Instruction:
Print every entry exactly as written.

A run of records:
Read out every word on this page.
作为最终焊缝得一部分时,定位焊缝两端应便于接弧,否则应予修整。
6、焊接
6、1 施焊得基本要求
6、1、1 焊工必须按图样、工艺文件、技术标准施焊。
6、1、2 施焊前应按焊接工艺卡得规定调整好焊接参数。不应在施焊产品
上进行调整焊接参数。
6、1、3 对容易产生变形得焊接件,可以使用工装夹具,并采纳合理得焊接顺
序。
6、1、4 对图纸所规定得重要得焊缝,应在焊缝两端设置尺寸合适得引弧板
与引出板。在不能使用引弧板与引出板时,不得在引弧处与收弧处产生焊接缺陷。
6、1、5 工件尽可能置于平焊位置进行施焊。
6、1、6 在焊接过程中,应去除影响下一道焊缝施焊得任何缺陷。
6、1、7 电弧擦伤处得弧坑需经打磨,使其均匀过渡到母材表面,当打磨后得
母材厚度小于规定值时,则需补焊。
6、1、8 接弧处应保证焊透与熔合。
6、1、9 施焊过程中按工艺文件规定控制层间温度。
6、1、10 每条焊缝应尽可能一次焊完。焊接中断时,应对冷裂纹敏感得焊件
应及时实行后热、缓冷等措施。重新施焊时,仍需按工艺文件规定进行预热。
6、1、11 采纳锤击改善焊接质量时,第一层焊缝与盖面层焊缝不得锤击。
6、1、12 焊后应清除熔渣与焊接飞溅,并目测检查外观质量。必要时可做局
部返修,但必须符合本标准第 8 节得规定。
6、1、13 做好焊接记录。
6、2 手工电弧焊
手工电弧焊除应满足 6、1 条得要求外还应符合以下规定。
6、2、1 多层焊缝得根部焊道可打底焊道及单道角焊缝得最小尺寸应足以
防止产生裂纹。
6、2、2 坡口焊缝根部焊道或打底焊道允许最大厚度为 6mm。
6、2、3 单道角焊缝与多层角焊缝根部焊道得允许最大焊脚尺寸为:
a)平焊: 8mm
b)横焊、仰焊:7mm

Result of the exercise:
Read out every word on this page.
作为最终焊缝得一部分时,定位焊缝两端应便于接弧,否则应予修整。
6、焊接
6、1 施焊得基本要求
6、1、1 焊工必须按图样、工艺文件、技术标准施焊。
6、1、2 施焊前应按焊接工艺卡得规定调整好焊接参数。不应在施焊产品
上进行调整焊接参数。
6、1、3 对容易产生变形得焊接件,可以使用工装夹具,并采纳合理得焊接顺
序。
6、1、4 对图纸所规定得重要得焊缝,应在焊缝两端设置尺寸合适得引弧板
与引出板。在不能使用引弧板与引出板时,不得在引弧处与收弧处产生焊接缺陷。
6、1、5 工件尽可能置于平焊位置进行施焊。
6、1、6 在焊接过程中,应去除影响下一道焊缝施焊得任何缺陷。
6、1、7 电弧擦伤处得弧坑需经打磨,使其均匀过渡到母材表面,当打磨后得
母材厚度小于规定值时,则需补焊。
6、1、8 接弧处应保证焊透与熔合。
6、1、9 施焊过程中按工艺文件规定控制层间温度。
6、1、10 每条焊缝应尽可能一次焊完。焊接中断时,应对冷裂纹敏感得焊件
应及时实行后热、缓冷等措施。重新施焊时,仍需按工艺文件规定进行预热。
6、1、11 采纳锤击改善焊接质量时,第一层焊缝与盖面层焊缝不得锤击。
6、1、12 焊后应清除熔渣与焊接飞溅,并目测检查外观质量。必要时可做局
部返修,但必须符合本标准第 8 节得规定。
6、1、13 做好焊接记录。
6、2 手工电弧焊
手工电弧焊除应满足 6、1 条得要求外还应符合以下规定。
6、2、1 多层焊缝得根部焊道可打底焊道及单道角焊缝得最小尺寸应足以
防止产生裂纹。
6、2、2 坡口焊缝根部焊道或打底焊道允许最大厚度为 6mm。
6、2、3 单道角焊缝与多层角焊缝根部焊道得允许最大焊脚尺寸为:
a)平焊: 8mm
b)横焊、仰焊:7mm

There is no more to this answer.